TASKS TO COMPLETE →
(1) In the brain-and-soul discussion, what percentage of the 3 billion base pairs is claimed to actually code for anything?
(2) Carry on the brain-and-soul discussion from the point where it stops.

PAGE TEXT →

[Start of Attachment]

Marvin Minsky, "The Society of the Mind"...
> I am probably out of date on this but remember reading that the parts of
> the brain where we experience images appears to be completely separate
> from areas where we experience sound and it was a mystery at the time on
> why we seam to experience both phenomena at the same time. Perhaps soul
> quanta ( forgive my thinking I am making up terminology )have an
> essential behavior to enable this apparent sharing the experiences so
> that this is all possible and essential to its dezine.
> Unfortunately this is all mysticism now but one finds no reason to
> assume it will never become science when one figures out what the
> questions are and then dreams up the experiments to actually try.
Finding the areas of the brain excited by external stimuli, then finding
the areas of the brain excited to cause action in the body, will not find
the soul. We are or are not more than the "meat", and experiment cannot do
more than investigate the meat.
...
> Logical questions to ask is why even insects would evolve a nervous
> system that at least appears to responds to experience rather than just
> respond to input the way that todays AI dose. It seams like a reasonable
> speculation that it would provide some advantage and this can eventually
> lead to some decent questions on evolution. A few clues to start is that
> one time I estimated the amount of our DNA involved with creating our
> brains and was surprised how small it appeared to be. 3 billion base
> pares and only 3% is claimed to actually code for anything and of that
> only 25% was involved with the brain or at least as I remember reading
> so I could be wrong. . The required 25.5 base pares can be represented
> by only 2 bits to represent the 4 nucleic acids so it goes down to just
> under 7 megabytes when its converted to bytes of 8 bits each.

[End of Attachment]

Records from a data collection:

[Start of Attachment]

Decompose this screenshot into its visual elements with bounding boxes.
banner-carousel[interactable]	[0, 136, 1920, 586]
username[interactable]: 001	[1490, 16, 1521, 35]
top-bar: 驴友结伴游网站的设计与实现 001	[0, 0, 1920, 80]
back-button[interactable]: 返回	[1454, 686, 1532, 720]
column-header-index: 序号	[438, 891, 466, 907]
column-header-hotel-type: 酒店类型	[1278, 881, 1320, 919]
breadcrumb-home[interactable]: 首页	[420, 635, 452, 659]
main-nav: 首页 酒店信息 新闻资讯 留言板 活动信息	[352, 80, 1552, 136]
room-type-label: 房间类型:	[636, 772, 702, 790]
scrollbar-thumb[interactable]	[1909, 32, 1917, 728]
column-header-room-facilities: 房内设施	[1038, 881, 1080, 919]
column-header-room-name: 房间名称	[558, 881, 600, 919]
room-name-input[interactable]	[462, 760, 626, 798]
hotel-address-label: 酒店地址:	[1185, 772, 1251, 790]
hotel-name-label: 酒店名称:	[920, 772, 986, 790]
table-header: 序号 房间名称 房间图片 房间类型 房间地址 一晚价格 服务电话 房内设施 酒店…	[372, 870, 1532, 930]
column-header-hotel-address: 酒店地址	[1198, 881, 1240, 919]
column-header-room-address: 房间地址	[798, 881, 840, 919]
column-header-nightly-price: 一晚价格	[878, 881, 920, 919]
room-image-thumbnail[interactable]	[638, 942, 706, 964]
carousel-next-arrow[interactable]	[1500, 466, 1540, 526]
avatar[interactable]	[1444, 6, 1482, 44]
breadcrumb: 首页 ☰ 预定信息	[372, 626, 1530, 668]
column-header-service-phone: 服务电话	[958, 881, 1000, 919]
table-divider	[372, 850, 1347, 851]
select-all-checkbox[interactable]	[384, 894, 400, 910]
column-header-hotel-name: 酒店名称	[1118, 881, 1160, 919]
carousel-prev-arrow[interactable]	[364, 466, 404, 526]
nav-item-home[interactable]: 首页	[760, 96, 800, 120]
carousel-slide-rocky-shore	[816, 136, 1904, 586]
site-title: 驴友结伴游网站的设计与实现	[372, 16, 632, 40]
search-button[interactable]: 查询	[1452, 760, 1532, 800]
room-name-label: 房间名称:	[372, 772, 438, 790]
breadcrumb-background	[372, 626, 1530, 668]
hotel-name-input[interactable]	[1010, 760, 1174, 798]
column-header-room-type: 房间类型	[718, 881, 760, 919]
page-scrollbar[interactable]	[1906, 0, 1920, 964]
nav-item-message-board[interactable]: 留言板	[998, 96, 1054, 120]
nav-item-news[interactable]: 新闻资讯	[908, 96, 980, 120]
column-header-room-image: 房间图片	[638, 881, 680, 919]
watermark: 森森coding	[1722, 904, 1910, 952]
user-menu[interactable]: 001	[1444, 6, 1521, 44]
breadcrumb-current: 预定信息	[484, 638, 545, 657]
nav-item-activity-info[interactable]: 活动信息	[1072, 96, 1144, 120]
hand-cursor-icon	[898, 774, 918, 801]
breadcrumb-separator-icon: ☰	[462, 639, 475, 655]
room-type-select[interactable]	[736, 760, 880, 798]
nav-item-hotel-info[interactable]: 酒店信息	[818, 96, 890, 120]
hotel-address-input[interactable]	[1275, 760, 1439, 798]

[End of Attachment]

ANSWERS BELOW →
(1) 3%

(2)
>
> Somehow I cant see any way one could have an AI program of only 7
> megabytes to develop the whole range of flexibilitys of a human mind.
It should be able to be done with "analog" devices, and with much fewer
elements than 7 meg.
> Its to be noted here that the parts of the DNA that don't appear to code
> for anything could yet prove to be important and I think I herd that its
> now speculated that they control differentianism. I have a feeling and
> more of a guess really that it might prove to be like clock ticks to
> turn off repetitions such as when to stop making a proten when one has
> enough of those type of cells.If these were basically like clock ticks
> they would be very subject to efficient compression giving a much
> smaller size. Someone here please step in and give an educated bit of
> information to my obviously suspect speculations and I haven't had the
> time to look into this more. I am interested.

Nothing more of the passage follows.